Inteldot has over 14 years in the life science industry with allocations across Puerto Rico, the United Sates, Europe and Japan. This is a great opportunity for one of our leading clients in Puerto Rico.

We are seeking an experienced MES/CSV Specialist with a strong background in Computer System Validation (CSV) activities, specifically within Syncade MES environments. The successful candidate will play a key role in ensuring compliance with regulatory requirements while supporting validation deliverables and lifecycle management for MES systems.

Key Responsibilities

Execute Computer System Validation (CSV) activities for Syncade MES, including IQ, OQ, PQ, and validation documentation. Prepare, review, and approve CSV deliverables (URS, FS, DS, RA, VMP, Validation Protocols, Summary Reports). Support 21 CFR Part 11 and Data Integrity compliance initiatives. Collaborate with cross-functional teams including QA, IT, Manufacturing, and Engineering to support MES projects. Participate in audits and inspections, ensuring validation activities align with regulatory expectations and client SOPs. Provide onsite support for troubleshooting, system updates, and enhancements related to Syncade MES.

[Listed entries]

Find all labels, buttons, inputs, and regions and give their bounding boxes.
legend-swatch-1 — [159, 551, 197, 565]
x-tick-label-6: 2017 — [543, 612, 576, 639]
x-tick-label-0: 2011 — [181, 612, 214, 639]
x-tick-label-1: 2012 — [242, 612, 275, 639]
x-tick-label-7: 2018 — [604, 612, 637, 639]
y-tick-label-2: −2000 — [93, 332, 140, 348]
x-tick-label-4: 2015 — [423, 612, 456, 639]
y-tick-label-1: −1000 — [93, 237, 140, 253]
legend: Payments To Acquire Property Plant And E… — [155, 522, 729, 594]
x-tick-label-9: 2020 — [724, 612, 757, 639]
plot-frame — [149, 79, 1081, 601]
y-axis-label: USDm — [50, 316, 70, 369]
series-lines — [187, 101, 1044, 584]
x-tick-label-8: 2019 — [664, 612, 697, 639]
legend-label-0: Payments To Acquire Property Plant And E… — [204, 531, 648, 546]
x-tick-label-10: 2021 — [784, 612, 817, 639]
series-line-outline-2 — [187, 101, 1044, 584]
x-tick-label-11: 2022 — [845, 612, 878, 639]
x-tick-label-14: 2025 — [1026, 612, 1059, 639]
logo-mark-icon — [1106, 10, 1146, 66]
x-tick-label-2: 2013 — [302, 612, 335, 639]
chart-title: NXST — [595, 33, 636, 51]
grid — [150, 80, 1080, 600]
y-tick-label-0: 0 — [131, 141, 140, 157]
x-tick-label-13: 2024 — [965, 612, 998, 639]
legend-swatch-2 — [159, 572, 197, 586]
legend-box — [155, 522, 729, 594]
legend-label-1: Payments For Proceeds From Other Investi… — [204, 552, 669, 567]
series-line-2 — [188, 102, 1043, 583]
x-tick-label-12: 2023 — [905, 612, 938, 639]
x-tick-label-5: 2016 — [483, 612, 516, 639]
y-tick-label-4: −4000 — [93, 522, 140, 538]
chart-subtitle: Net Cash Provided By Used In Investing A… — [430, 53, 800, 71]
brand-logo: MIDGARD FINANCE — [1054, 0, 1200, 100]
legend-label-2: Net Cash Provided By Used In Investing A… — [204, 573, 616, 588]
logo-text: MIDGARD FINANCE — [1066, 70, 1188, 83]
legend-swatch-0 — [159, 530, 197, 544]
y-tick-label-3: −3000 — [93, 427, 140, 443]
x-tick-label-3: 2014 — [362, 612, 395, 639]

[Problem set]
• 1. In the job posting, rewrite the paragraph beginning "Execute Computer System Validation (CSV) activities" as a short bulleted list that keeps its main facts.
• 2. According to the job posting, how many years has Inteldot been in the life science industry?
• 3. What CSV deliverables does the job posting name? List every one.
The data comes from a separate source.

[Outputs by task]
• 1.
- Carry out CSV for Syncade MES, including IQ, OQ, PQ, and validation documentation
- Prepare, review, and approve CSV deliverables (URS, FS, DS, RA, VMP, Validation Protocols, Summary Reports)
- Support 21 CFR Part 11 and Data Integrity compliance
- Work with QA, IT, Manufacturing, and Engineering on MES projects
- Take part in audits and inspections, keeping validation in line with regulatory expectations and client SOPs
- Give onsite support for Syncade MES troubleshooting, updates, and enhancements

• 2. Over 14 years.

• 3.
- URS
- FS
- DS
- RA
- VMP
- Validation Protocols
- Summary Reports